Search the material for the string "στην" and copy each line where it occurs.

Records for processing:

════════

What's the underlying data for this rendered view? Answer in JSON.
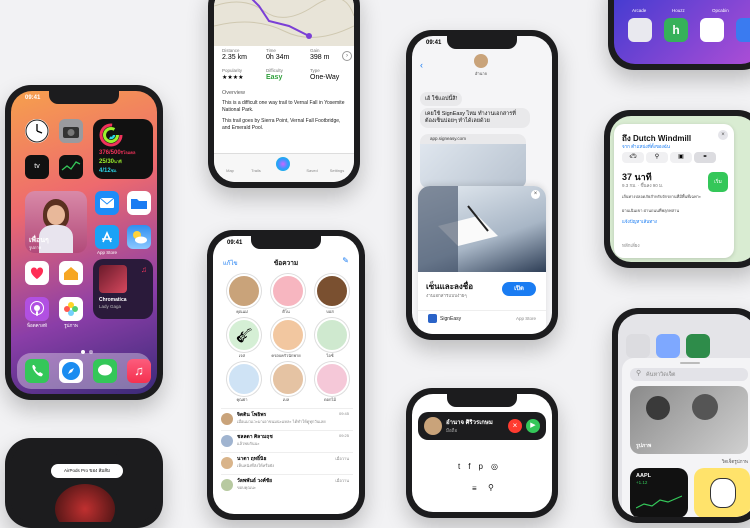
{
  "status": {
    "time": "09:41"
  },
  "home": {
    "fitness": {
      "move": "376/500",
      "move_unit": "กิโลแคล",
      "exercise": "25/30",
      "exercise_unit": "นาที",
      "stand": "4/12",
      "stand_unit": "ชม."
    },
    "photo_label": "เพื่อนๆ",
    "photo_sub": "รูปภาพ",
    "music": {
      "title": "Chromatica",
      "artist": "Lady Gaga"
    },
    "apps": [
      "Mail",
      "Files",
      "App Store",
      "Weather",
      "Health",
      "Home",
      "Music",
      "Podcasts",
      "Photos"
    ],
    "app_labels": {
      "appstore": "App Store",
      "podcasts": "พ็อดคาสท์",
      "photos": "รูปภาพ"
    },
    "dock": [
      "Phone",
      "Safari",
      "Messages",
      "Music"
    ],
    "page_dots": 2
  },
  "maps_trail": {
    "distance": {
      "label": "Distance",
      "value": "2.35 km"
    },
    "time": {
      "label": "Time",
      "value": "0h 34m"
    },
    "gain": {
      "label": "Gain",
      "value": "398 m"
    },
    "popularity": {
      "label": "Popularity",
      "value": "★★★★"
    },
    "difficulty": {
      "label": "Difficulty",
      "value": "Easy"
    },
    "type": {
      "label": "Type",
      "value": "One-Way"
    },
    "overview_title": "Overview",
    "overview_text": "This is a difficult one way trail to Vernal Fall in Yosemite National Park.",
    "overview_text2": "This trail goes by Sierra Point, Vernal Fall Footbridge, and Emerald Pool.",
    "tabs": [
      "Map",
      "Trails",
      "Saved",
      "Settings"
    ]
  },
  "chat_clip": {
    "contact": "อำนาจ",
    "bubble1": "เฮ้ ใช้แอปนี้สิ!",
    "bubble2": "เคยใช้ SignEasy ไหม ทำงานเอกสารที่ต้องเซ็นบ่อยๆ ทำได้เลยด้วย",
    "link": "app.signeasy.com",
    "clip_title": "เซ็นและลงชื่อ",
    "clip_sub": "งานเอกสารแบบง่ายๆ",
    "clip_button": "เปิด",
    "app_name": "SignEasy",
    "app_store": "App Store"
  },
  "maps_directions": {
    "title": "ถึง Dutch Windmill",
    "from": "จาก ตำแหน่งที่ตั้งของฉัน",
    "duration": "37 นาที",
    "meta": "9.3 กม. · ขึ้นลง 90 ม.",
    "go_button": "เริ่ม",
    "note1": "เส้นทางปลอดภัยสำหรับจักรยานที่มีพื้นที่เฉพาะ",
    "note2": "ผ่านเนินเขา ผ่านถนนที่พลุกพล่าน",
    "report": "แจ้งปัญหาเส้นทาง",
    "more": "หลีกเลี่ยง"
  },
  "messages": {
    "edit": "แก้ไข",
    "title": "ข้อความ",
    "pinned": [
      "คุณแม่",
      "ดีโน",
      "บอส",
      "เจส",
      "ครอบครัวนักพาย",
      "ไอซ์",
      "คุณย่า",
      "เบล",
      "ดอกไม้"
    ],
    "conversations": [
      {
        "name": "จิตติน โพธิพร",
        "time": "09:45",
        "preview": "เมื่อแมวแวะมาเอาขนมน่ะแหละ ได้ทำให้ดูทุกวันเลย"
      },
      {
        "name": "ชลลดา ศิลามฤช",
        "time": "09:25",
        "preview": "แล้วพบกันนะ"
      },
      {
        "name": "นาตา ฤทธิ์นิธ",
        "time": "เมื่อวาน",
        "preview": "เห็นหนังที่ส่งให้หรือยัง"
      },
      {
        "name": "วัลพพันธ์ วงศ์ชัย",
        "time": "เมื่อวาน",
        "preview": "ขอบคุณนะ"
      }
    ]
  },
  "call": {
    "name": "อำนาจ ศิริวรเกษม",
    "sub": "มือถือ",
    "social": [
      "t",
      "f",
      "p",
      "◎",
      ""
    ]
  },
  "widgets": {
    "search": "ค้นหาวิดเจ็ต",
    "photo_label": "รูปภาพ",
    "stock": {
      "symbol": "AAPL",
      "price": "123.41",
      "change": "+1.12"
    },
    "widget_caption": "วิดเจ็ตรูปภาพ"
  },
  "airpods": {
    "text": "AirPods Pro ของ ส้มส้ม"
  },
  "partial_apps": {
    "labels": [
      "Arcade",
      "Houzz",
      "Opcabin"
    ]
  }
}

════════

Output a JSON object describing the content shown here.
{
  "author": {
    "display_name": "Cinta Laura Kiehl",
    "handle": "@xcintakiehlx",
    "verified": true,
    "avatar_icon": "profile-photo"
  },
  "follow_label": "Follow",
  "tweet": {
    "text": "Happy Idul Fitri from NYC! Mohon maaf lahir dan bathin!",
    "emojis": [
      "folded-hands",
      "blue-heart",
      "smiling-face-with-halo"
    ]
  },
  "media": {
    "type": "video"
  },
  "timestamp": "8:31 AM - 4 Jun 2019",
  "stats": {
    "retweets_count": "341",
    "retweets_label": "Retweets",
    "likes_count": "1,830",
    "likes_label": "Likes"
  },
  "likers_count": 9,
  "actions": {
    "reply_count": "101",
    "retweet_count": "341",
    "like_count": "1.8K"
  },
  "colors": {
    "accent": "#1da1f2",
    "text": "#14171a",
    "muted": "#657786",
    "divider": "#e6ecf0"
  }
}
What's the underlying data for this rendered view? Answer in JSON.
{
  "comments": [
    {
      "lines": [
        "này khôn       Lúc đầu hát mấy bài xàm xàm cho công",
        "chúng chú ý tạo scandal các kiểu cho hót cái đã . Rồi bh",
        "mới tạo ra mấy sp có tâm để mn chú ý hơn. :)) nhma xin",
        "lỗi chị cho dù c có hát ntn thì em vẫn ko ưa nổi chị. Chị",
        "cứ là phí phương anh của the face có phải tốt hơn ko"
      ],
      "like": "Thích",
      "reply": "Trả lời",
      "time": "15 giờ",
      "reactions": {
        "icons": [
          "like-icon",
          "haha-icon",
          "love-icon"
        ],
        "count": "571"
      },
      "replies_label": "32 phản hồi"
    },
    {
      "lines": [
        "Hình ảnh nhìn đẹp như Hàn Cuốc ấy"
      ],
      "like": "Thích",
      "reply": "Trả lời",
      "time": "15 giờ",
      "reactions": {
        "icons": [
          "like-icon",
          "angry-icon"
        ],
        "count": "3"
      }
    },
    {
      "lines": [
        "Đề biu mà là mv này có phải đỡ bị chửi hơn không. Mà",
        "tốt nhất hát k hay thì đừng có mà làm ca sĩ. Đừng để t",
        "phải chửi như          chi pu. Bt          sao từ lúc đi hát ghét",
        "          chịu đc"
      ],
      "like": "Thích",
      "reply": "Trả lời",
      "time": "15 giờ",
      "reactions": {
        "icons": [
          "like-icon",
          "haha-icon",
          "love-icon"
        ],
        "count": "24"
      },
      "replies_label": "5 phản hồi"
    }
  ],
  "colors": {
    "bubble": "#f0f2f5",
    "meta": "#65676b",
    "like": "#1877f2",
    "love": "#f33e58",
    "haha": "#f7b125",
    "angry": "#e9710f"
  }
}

════════

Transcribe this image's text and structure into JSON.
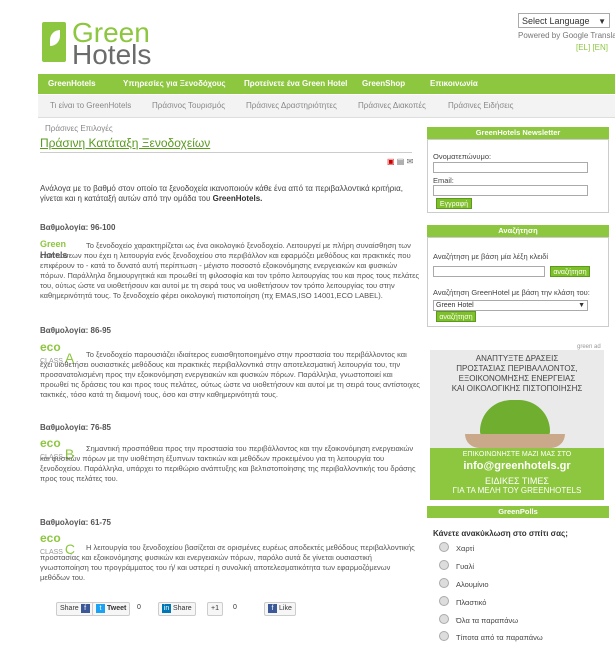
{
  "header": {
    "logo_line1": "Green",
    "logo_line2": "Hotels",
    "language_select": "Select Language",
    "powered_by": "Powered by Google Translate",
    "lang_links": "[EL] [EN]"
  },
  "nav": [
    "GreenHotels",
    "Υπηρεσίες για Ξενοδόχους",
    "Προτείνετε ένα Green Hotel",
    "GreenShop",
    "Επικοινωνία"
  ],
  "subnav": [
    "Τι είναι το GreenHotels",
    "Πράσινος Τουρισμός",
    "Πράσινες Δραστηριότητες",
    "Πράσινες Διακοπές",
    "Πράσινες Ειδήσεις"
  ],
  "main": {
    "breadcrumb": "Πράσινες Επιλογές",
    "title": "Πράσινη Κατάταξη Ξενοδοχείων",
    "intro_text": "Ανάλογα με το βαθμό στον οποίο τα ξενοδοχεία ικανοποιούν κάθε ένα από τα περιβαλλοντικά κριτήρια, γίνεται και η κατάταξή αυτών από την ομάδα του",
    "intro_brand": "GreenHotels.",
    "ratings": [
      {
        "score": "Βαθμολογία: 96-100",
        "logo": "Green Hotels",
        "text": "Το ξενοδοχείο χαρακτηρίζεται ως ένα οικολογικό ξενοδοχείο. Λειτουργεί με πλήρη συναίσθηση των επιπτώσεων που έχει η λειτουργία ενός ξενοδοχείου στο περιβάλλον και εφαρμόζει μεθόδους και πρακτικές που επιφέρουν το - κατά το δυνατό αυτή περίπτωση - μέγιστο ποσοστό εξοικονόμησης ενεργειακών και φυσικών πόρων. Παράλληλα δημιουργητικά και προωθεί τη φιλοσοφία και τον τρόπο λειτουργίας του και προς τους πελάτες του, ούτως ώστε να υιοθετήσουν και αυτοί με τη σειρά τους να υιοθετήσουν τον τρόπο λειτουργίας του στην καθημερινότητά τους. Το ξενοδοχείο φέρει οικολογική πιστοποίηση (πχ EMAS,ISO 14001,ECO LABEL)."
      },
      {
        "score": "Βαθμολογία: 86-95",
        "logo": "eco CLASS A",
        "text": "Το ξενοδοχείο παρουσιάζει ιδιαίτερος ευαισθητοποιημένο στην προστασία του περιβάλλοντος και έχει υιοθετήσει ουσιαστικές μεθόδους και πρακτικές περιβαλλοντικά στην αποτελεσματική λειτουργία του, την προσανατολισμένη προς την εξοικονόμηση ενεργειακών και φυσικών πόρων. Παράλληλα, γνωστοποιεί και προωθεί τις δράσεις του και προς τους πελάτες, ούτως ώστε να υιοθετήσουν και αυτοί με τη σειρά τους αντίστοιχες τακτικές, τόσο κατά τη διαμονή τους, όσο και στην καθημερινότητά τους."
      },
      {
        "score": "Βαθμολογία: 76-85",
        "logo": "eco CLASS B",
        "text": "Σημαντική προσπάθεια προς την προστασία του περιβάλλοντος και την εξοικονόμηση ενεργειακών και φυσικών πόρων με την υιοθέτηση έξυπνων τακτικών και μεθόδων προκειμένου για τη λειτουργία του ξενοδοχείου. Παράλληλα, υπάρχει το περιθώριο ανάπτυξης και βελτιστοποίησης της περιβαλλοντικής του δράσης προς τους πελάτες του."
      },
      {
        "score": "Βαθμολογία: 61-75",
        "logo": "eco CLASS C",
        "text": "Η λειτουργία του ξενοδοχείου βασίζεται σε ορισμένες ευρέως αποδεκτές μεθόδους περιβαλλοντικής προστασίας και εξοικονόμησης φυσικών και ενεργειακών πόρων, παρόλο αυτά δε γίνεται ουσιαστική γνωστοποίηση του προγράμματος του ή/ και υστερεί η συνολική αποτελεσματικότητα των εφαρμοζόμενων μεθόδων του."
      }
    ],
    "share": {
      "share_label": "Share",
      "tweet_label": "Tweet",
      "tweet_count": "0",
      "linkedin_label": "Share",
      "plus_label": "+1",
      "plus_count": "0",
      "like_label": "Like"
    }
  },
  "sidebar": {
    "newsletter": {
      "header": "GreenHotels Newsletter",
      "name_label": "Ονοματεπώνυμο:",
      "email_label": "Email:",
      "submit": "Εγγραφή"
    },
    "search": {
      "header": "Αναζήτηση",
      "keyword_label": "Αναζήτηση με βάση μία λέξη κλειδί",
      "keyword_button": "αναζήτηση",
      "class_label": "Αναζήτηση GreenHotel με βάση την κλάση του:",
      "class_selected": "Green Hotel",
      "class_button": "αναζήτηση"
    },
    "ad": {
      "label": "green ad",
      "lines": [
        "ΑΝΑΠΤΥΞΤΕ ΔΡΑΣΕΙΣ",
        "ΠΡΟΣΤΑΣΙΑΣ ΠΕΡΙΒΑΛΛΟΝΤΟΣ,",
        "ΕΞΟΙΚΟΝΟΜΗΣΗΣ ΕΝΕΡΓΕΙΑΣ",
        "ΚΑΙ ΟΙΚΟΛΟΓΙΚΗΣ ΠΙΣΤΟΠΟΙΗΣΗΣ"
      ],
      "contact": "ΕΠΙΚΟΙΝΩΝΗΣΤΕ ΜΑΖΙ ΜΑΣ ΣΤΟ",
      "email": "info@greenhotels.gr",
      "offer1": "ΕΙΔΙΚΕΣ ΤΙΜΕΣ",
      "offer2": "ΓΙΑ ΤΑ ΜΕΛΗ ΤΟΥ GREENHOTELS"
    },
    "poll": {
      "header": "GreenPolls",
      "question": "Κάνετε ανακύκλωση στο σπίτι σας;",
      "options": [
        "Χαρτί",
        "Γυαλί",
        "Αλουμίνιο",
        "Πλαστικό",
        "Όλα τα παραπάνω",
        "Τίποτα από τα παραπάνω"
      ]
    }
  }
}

════════

Answer to the task:
        "text": "Το ξενοδοχείο χαρακτηρίζεται ως ένα οικολογικό ξενοδοχείο. Λειτουργεί με πλήρη συναίσθηση των επιπτώσεων που έχει η λειτουργία ενός ξενοδοχείου στο περιβάλλον και εφαρμόζει μεθόδους και πρακτικές που επιφέρουν το - κατά το δυνατό αυτή περίπτωση - μέγιστο ποσοστό εξοικονόμησης ενεργειακών και φυσικών πόρων. Παράλληλα δημιουργητικά και προωθεί τη φιλοσοφία και τον τρόπο λειτουργίας του και προς τους πελάτες του, ούτως ώστε να υιοθετήσουν και αυτοί με τη σειρά τους να υιοθετήσουν τον τρόπο λειτουργίας του στην καθημερινότητά τους. Το ξενοδοχείο φέρει οικολογική πιστοποίηση (πχ EMAS,ISO 14001,ECO LABEL)."
        "text": "Το ξενοδοχείο παρουσιάζει ιδιαίτερος ευαισθητοποιημένο στην προστασία του περιβάλλοντος και έχει υιοθετήσει ουσιαστικές μεθόδους και πρακτικές περιβαλλοντικά στην αποτελεσματική λειτουργία του, την προσανατολισμένη προς την εξοικονόμηση ενεργειακών και φυσικών πόρων. Παράλληλα, γνωστοποιεί και προωθεί τις δράσεις του και προς τους πελάτες, ούτως ώστε να υιοθετήσουν και αυτοί με τη σειρά τους αντίστοιχες τακτικές, τόσο κατά τη διαμονή τους, όσο και στην καθημερινότητά τους."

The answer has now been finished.